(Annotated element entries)
_ _ _ _ _ _ _
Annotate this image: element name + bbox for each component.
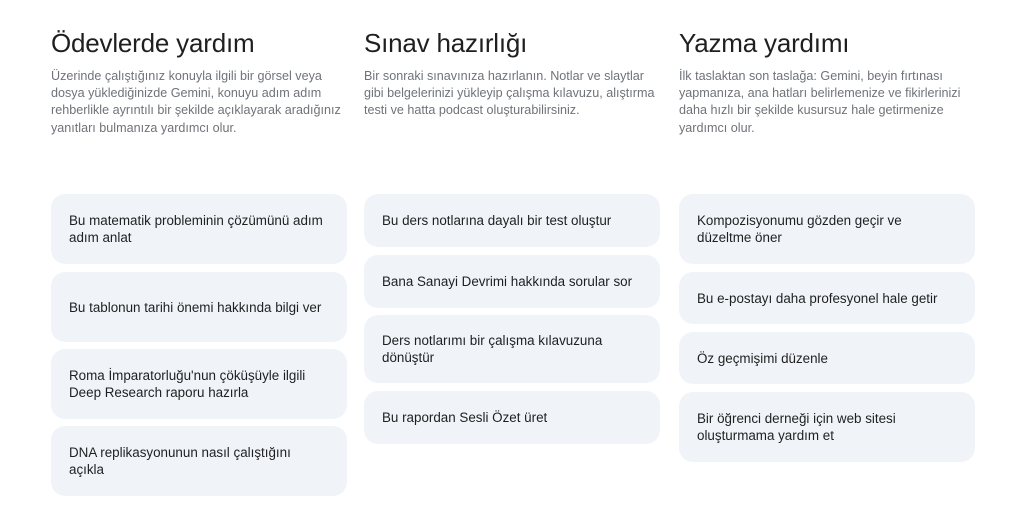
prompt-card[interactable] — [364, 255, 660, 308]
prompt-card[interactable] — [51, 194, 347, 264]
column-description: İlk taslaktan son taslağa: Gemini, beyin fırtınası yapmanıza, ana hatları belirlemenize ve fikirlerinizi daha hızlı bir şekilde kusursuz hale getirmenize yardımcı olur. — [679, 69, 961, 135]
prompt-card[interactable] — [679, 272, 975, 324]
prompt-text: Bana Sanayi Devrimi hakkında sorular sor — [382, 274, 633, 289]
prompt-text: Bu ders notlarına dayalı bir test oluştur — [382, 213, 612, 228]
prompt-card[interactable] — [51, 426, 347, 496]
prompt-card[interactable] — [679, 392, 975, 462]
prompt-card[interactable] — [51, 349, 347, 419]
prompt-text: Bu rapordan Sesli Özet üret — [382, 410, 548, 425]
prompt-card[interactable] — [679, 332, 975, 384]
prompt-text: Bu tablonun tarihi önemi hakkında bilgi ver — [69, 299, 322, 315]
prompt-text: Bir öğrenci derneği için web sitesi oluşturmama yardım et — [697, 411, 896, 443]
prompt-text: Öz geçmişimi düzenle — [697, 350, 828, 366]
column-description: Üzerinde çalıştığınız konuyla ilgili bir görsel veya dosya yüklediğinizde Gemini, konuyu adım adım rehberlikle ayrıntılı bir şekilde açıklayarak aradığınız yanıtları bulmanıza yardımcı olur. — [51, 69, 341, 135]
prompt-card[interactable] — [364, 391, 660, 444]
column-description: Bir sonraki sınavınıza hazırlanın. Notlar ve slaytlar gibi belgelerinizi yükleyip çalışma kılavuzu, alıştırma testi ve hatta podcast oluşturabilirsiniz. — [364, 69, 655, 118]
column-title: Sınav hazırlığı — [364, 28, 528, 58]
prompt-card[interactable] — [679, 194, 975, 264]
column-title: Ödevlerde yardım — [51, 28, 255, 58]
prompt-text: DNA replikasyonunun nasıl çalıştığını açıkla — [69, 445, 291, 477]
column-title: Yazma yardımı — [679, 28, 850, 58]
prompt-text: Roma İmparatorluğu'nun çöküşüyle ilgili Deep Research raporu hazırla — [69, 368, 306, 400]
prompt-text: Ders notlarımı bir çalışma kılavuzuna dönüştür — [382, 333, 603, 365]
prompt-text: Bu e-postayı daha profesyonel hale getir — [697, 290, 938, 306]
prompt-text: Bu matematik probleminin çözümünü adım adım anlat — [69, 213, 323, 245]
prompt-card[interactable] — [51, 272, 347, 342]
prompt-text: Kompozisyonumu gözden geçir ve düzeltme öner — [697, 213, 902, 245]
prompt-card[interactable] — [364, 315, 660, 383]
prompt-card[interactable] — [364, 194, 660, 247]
_ _ _ _ _ _ _
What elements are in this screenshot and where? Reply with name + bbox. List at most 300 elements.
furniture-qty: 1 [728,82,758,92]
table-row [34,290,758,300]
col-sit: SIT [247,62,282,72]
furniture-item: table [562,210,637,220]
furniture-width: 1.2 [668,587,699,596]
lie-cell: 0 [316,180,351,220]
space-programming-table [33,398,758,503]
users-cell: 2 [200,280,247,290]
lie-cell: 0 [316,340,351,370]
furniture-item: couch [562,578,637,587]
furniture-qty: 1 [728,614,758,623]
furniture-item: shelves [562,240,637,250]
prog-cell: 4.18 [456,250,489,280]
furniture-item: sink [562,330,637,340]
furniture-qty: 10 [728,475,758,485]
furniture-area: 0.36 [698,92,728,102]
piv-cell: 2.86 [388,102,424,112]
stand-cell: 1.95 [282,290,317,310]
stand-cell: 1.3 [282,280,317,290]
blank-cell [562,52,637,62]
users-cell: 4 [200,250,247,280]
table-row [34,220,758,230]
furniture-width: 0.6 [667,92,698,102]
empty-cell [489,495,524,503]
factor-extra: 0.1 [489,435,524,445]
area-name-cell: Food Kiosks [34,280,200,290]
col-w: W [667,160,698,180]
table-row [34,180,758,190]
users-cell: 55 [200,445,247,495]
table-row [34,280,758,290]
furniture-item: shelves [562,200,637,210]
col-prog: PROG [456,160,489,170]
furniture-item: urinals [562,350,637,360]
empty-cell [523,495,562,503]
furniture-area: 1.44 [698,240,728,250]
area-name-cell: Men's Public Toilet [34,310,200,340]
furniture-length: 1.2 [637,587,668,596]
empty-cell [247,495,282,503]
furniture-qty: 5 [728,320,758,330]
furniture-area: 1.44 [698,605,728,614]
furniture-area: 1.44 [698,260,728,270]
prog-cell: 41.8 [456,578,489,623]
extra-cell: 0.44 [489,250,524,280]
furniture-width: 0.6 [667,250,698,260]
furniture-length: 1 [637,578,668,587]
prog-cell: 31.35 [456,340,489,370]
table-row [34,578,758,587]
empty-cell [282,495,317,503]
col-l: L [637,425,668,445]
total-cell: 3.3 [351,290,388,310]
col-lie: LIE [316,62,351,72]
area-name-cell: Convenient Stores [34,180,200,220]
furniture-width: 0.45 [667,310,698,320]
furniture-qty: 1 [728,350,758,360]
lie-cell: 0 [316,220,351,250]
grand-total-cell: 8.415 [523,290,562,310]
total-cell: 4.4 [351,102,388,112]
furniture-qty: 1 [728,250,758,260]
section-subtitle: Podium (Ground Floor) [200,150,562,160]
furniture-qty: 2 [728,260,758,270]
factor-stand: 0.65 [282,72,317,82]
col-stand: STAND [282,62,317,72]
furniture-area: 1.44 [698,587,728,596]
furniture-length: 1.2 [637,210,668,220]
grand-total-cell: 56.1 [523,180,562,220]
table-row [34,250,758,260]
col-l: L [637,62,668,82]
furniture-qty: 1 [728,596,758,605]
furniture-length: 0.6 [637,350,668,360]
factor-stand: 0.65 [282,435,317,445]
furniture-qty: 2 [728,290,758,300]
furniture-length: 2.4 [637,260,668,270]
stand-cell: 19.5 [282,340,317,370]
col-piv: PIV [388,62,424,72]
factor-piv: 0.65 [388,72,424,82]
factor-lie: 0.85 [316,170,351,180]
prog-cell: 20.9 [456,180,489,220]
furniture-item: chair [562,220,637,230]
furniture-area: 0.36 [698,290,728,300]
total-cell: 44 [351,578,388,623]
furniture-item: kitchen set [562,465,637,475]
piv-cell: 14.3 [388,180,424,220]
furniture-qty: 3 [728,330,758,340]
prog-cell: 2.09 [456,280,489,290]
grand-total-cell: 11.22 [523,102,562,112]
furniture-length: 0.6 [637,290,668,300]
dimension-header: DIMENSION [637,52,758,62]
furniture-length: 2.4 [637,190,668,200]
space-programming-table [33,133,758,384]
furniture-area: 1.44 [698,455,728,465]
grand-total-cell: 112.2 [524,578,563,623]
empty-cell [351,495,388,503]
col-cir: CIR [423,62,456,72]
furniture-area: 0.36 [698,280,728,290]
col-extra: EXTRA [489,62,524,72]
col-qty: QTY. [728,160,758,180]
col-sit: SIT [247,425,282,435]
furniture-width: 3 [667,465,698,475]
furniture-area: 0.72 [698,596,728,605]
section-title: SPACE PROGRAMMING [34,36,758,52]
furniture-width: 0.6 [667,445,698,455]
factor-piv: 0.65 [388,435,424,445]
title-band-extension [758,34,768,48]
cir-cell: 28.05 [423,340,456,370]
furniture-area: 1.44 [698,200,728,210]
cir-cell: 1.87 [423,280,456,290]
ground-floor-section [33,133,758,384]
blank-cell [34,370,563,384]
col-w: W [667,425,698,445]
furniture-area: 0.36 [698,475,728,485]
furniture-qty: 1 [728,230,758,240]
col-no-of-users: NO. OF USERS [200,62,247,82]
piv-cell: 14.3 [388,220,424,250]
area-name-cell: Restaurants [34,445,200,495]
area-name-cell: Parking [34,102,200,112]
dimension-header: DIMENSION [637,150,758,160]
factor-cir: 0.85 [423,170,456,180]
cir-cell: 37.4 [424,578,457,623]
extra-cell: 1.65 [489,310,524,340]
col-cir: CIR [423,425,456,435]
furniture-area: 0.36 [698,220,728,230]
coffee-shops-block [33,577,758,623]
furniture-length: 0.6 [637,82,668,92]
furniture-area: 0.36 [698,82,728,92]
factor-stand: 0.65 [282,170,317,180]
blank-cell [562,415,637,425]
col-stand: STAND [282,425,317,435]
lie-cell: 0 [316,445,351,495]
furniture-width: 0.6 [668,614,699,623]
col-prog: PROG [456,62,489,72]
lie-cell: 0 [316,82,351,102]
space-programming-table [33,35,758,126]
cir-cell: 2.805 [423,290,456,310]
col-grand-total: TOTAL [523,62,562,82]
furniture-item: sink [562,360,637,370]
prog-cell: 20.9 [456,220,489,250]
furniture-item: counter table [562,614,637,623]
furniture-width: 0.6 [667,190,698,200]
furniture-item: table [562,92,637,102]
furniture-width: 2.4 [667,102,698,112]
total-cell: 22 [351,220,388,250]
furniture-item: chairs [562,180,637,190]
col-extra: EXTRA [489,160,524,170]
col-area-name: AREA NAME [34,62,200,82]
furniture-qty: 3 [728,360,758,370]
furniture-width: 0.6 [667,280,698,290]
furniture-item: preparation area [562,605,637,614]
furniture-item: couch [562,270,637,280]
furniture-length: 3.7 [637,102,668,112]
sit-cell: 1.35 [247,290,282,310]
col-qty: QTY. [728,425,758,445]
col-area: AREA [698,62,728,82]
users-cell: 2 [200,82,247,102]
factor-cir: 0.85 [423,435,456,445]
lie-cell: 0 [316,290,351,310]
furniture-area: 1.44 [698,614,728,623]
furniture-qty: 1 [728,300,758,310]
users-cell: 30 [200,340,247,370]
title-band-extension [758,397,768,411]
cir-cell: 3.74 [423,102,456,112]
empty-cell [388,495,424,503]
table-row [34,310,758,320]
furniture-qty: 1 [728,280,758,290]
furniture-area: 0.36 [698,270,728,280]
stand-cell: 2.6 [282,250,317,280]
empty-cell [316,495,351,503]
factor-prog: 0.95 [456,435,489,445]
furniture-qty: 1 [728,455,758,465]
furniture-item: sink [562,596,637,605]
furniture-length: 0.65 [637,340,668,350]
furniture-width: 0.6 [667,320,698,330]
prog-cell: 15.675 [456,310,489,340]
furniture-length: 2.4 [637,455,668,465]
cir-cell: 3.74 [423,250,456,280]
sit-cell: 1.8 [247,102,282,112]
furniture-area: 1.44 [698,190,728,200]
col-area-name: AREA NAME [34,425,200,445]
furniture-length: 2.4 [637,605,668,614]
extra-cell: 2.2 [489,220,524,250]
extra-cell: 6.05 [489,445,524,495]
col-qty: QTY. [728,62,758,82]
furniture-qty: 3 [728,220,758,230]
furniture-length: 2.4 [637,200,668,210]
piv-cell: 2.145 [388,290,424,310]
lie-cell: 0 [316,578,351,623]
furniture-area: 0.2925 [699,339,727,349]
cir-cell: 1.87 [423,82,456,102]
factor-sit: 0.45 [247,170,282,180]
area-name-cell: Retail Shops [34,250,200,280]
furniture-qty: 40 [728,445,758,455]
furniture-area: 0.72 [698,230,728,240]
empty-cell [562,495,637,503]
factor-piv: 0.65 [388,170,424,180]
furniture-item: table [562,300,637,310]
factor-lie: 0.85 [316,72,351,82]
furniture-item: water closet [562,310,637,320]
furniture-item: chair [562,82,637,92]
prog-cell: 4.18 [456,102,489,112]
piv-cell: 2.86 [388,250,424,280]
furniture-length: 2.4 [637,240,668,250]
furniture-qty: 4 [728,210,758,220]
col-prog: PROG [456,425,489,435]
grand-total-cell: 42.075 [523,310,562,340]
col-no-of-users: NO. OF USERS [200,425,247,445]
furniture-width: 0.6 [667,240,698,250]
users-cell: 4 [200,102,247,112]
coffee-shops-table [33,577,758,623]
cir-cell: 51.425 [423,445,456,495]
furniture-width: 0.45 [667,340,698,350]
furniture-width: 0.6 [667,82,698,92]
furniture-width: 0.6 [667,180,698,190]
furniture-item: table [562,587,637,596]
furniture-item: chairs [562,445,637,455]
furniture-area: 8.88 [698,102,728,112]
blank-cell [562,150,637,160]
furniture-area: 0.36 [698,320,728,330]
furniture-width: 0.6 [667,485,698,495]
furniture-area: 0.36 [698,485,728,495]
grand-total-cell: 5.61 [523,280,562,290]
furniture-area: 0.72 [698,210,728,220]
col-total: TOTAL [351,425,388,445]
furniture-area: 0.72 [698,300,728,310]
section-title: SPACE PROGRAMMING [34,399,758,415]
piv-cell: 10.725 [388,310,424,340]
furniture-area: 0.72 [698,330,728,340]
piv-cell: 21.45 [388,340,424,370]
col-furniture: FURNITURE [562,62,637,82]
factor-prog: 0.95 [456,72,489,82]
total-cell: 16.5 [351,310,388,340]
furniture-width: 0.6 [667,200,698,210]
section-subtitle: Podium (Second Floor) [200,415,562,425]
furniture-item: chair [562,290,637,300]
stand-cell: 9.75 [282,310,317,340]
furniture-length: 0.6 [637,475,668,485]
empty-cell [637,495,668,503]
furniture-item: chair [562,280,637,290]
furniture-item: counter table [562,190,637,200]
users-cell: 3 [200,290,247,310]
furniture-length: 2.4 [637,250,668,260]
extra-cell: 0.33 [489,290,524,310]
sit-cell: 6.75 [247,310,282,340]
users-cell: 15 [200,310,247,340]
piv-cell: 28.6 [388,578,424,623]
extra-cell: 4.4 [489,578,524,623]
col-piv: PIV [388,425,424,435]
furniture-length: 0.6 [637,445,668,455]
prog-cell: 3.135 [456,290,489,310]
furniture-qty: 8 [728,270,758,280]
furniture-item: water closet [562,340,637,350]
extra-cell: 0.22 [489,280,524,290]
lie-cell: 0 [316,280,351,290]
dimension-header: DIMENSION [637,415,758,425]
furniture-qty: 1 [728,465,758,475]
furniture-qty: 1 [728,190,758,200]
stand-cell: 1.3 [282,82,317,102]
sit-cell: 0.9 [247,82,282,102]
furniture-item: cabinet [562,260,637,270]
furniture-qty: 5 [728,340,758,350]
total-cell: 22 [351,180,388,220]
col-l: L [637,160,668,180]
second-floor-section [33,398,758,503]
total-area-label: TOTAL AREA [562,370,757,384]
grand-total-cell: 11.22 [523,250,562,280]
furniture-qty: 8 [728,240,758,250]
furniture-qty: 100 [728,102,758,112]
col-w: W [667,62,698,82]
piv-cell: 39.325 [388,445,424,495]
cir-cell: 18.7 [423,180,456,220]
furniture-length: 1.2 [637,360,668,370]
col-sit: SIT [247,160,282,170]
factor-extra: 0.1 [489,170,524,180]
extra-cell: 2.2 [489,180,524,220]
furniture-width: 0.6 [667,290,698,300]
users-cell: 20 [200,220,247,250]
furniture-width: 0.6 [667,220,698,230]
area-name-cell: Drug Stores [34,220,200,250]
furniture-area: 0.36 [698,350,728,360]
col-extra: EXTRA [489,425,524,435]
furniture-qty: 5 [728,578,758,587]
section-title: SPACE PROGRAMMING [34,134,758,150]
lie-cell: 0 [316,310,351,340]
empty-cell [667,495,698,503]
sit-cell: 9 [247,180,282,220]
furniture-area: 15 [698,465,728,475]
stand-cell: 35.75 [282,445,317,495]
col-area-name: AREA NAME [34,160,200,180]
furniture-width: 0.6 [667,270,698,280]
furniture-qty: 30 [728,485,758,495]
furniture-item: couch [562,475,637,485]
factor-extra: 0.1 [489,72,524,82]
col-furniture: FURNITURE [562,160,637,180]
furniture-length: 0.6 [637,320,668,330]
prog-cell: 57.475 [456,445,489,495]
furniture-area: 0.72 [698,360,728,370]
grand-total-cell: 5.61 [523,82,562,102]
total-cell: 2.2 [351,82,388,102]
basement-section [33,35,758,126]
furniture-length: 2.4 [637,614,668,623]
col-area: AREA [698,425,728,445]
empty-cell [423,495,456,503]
_ _ _ _ _ _ _
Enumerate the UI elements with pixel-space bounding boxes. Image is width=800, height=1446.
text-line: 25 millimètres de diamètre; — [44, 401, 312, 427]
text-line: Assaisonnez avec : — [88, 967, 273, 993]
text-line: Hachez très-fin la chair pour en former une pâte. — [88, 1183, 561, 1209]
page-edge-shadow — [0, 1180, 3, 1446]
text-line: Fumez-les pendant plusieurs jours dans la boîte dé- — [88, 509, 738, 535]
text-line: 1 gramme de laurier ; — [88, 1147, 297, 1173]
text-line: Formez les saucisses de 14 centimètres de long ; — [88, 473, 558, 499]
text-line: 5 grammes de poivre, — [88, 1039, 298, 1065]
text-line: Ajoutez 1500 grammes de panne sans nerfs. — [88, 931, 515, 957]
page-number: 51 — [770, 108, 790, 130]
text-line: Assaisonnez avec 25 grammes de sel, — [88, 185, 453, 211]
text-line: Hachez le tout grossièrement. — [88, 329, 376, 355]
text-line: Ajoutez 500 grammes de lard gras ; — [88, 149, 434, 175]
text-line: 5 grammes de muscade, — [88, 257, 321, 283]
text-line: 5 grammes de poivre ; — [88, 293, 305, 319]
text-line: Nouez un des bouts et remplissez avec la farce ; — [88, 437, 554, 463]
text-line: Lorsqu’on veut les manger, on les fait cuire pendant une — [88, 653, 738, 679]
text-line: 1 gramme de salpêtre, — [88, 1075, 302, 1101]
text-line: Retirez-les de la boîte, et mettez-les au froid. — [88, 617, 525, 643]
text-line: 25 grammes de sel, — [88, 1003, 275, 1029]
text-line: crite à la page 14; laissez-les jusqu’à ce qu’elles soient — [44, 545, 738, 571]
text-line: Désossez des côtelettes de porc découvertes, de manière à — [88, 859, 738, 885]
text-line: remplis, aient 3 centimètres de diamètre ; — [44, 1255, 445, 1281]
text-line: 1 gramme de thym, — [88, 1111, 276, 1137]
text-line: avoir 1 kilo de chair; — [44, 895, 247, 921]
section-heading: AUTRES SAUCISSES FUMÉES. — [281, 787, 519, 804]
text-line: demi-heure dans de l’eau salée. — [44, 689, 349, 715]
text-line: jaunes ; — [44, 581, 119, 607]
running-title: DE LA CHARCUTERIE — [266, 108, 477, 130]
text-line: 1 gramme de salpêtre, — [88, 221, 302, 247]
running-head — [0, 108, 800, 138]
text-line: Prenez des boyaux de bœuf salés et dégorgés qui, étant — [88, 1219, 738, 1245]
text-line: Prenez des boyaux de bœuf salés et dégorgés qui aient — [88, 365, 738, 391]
_ _ _ _ _ _ _
(Written task):
Rewrite the lines starting at the one that contains "Enumerate the UI" and ending at the one that contains "text-line: Retirez-les de" as a Markdown table with the columns Row and Line. Number each line and leave out any blank lines.

(Problem solution):
| Row | Line |
|---|---|
| 1 | Enumerate the UI elements with pixel-space bounding boxes. Image is width=800, height=1446. |
| 2 | text-line: 25 millimètres de diamètre; — [44, 401, 312, 427] |
| 3 | text-line: Assaisonnez avec : — [88, 967, 273, 993] |
| 4 | text-line: Hachez très-fin la chair pour en former une pâte. — [88, 1183, 561, 1209] |
| 5 | page-edge-shadow — [0, 1180, 3, 1446] |
| 6 | text-line: Fumez-les pendant plusieurs jours dans la boîte dé- — [88, 509, 738, 535] |
| 7 | text-line: 1 gramme de laurier ; — [88, 1147, 297, 1173] |
| 8 | text-line: Formez les saucisses de 14 centimètres de long ; — [88, 473, 558, 499] |
| 9 | text-line: 5 grammes de poivre, — [88, 1039, 298, 1065] |
| 10 | text-line: Ajoutez 1500 grammes de panne sans nerfs. — [88, 931, 515, 957] |
| 11 | page-number: 51 — [770, 108, 790, 130] |
| 12 | text-line: Assaisonnez avec 25 grammes de sel, — [88, 185, 453, 211] |
| 13 | text-line: Hachez le tout grossièrement. — [88, 329, 376, 355] |
| 14 | text-line: Ajoutez 500 grammes de lard gras ; — [88, 149, 434, 175] |
| 15 | text-line: 5 grammes de muscade, — [88, 257, 321, 283] |
| 16 | text-line: 5 grammes de poivre ; — [88, 293, 305, 319] |
| 17 | text-line: Nouez un des bouts et remplissez avec la farce ; — [88, 437, 554, 463] |
| 18 | text-line: Lorsqu’on veut les manger, on les fait cuire pendant une — [88, 653, 738, 679] |
| 19 | text-line: 1 gramme de salpêtre, — [88, 1075, 302, 1101] |
| 20 | text-line: Retirez-les de la boîte, et mettez-les au froid. — [88, 617, 525, 643] |